* Directions:
What lines of the data include the string "أسكر"? Copy them all.

(Stored records)
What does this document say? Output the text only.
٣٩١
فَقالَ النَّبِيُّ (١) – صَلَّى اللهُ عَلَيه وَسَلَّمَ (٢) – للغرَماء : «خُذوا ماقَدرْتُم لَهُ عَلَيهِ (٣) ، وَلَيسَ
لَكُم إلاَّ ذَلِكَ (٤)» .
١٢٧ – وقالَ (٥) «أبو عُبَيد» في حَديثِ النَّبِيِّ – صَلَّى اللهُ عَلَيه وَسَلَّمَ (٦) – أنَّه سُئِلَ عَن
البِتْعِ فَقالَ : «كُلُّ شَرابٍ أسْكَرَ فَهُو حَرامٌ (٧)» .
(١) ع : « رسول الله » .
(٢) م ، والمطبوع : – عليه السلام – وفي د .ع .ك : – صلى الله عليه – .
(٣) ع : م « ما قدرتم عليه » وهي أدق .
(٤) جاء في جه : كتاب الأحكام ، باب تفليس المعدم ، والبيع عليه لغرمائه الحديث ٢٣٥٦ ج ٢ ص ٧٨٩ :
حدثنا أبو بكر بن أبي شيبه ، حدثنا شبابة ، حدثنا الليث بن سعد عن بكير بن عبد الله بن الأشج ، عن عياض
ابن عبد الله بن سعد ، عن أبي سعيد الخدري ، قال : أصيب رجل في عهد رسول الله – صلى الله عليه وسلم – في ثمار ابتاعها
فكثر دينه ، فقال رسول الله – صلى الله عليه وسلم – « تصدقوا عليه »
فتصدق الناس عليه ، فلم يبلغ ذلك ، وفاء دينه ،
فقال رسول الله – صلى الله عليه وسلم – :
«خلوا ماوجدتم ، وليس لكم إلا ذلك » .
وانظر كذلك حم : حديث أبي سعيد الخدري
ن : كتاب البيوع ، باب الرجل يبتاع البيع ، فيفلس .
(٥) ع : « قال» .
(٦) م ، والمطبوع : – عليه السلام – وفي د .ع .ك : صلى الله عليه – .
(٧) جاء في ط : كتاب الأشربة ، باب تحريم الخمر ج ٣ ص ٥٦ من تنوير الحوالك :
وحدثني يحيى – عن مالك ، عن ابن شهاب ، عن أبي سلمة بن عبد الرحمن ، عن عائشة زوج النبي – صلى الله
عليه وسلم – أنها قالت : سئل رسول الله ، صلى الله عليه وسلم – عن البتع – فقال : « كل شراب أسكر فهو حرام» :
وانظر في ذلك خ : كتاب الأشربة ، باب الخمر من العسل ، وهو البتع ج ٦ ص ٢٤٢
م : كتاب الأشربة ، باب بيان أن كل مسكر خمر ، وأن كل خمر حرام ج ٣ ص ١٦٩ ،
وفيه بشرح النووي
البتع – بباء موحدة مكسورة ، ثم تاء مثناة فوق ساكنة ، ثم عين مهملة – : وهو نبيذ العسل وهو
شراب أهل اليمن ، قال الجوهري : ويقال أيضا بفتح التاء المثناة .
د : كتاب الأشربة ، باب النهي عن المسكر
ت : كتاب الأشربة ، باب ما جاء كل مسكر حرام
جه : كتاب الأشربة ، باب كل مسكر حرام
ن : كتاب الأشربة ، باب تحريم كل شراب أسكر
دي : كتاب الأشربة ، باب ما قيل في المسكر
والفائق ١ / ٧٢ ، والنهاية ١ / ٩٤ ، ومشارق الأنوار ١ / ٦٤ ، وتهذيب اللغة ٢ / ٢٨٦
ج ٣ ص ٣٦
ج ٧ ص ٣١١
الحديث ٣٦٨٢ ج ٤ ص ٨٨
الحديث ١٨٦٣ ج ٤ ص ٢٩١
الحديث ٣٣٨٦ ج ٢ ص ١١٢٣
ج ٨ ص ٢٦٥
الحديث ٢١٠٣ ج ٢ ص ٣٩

* Correct answer:
عليه وسلم – أنها قالت : سئل رسول الله ، صلى الله عليه وسلم – عن البتع – فقال : « كل شراب أسكر فهو حرام» :
ن : كتاب الأشربة ، باب تحريم كل شراب أسكر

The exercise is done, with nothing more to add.